* **Dataset**:
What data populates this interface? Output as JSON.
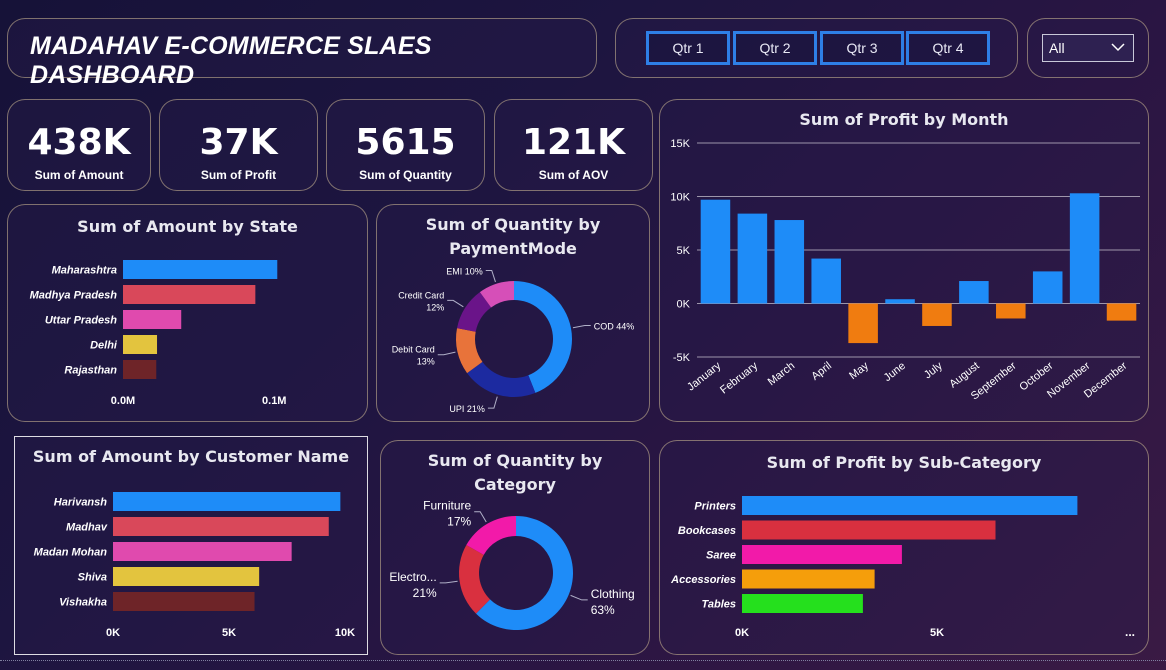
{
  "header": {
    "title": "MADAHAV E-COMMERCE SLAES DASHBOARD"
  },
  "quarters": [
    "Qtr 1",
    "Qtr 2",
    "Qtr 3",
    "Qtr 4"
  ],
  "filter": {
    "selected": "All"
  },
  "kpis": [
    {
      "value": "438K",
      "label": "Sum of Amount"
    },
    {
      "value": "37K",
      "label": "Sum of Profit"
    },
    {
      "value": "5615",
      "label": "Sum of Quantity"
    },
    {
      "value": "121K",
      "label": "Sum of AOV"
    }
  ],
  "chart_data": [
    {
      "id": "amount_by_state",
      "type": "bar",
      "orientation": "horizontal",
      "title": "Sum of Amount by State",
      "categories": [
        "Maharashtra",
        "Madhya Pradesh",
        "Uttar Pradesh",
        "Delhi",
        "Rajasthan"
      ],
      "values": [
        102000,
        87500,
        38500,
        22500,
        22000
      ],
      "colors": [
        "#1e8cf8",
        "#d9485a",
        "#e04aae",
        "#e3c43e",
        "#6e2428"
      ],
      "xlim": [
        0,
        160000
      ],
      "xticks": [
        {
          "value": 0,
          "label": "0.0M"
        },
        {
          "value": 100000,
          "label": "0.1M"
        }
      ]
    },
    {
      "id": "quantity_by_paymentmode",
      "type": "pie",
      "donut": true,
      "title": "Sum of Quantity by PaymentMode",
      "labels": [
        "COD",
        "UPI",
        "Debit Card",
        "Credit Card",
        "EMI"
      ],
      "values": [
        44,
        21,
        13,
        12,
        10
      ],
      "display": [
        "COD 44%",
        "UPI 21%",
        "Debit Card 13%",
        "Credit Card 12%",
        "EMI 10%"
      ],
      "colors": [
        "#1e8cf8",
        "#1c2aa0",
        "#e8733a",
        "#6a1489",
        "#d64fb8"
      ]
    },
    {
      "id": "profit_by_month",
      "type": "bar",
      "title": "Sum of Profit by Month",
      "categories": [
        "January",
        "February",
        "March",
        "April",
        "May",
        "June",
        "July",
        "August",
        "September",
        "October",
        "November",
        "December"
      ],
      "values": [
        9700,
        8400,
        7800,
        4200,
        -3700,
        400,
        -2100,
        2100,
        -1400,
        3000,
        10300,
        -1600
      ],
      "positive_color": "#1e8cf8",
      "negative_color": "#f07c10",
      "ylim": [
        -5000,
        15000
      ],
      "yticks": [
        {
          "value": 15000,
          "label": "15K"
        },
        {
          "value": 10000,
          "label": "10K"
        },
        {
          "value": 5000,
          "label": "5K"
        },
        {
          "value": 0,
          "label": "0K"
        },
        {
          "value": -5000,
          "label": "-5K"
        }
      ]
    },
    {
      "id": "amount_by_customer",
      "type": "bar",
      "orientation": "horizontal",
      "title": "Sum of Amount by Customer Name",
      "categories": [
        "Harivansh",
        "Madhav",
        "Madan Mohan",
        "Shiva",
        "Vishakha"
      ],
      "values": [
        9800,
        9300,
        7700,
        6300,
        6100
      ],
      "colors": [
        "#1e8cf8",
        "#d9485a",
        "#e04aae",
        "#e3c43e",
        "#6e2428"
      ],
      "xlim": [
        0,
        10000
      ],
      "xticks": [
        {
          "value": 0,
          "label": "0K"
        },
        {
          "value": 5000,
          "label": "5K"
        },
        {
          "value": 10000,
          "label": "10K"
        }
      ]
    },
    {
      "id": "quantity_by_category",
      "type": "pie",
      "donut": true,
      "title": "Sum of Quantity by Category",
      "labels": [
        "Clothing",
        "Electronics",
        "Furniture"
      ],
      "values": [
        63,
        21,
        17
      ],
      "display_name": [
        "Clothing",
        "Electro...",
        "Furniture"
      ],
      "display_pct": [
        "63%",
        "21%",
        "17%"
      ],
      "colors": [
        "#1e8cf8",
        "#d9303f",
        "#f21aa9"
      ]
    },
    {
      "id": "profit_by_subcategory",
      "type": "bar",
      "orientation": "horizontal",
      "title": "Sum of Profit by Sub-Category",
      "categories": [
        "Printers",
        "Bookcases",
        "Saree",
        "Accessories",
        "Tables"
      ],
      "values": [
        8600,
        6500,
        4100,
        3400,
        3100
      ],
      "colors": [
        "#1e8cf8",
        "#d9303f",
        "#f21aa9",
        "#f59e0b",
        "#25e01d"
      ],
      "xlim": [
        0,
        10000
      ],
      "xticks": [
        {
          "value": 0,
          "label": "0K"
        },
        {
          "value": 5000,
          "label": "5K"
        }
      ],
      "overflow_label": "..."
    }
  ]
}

* **Task prompt**: From the data, list each line in which the string "Card" appears.

* **Answer to the problem**:
        "Debit Card",
        "Credit Card",
        "Debit Card 13%",
        "Credit Card 12%",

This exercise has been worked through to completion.